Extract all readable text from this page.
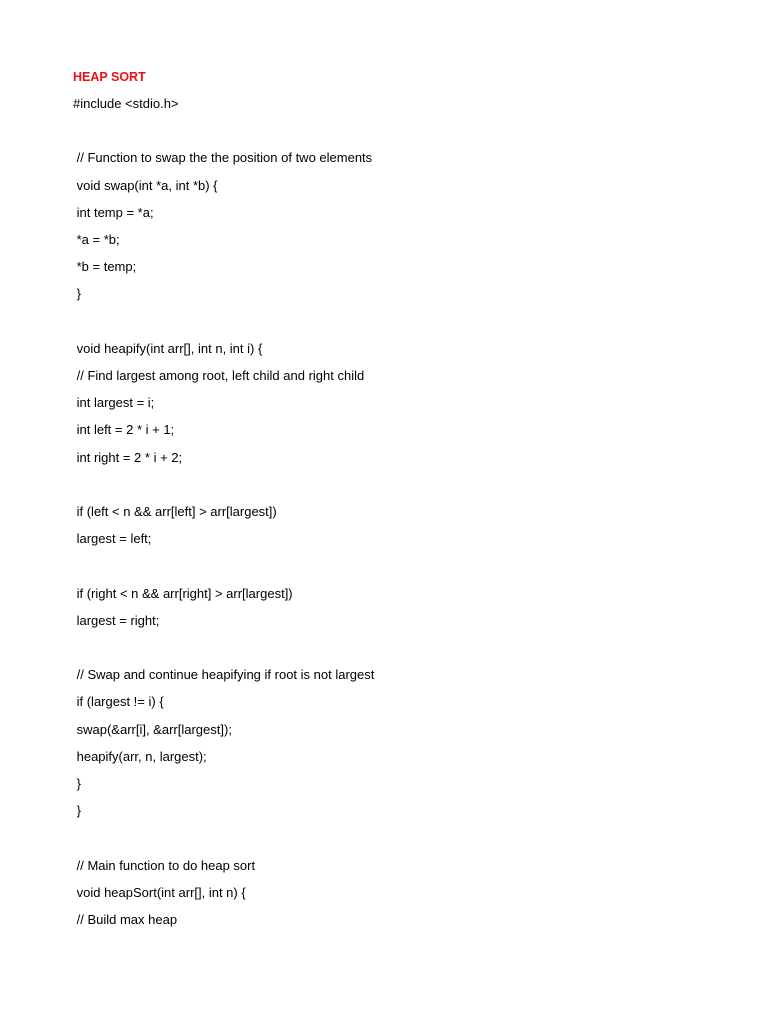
HEAP SORT
#include <stdio.h>
// Function to swap the the position of two elements
void swap(int *a, int *b) {
int temp = *a;
*a = *b;
*b = temp;
}
void heapify(int arr[], int n, int i) {
// Find largest among root, left child and right child
int largest = i;
int left = 2 * i + 1;
int right = 2 * i + 2;
if (left < n && arr[left] > arr[largest])
largest = left;
if (right < n && arr[right] > arr[largest])
largest = right;
// Swap and continue heapifying if root is not largest
if (largest != i) {
swap(&arr[i], &arr[largest]);
heapify(arr, n, largest);
}
}
// Main function to do heap sort
void heapSort(int arr[], int n) {
// Build max heap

## Exercise objective
Images in the records should not be copied. Repeat all the rest exactly.

## Worked answer
Extract all readable text from this page.
HEAP SORT
#include <stdio.h>
// Function to swap the the position of two elements
void swap(int *a, int *b) {
int temp = *a;
*a = *b;
*b = temp;
}
void heapify(int arr[], int n, int i) {
// Find largest among root, left child and right child
int largest = i;
int left = 2 * i + 1;
int right = 2 * i + 2;
if (left < n && arr[left] > arr[largest])
largest = left;
if (right < n && arr[right] > arr[largest])
largest = right;
// Swap and continue heapifying if root is not largest
if (largest != i) {
swap(&arr[i], &arr[largest]);
heapify(arr, n, largest);
}
}
// Main function to do heap sort
void heapSort(int arr[], int n) {
// Build max heap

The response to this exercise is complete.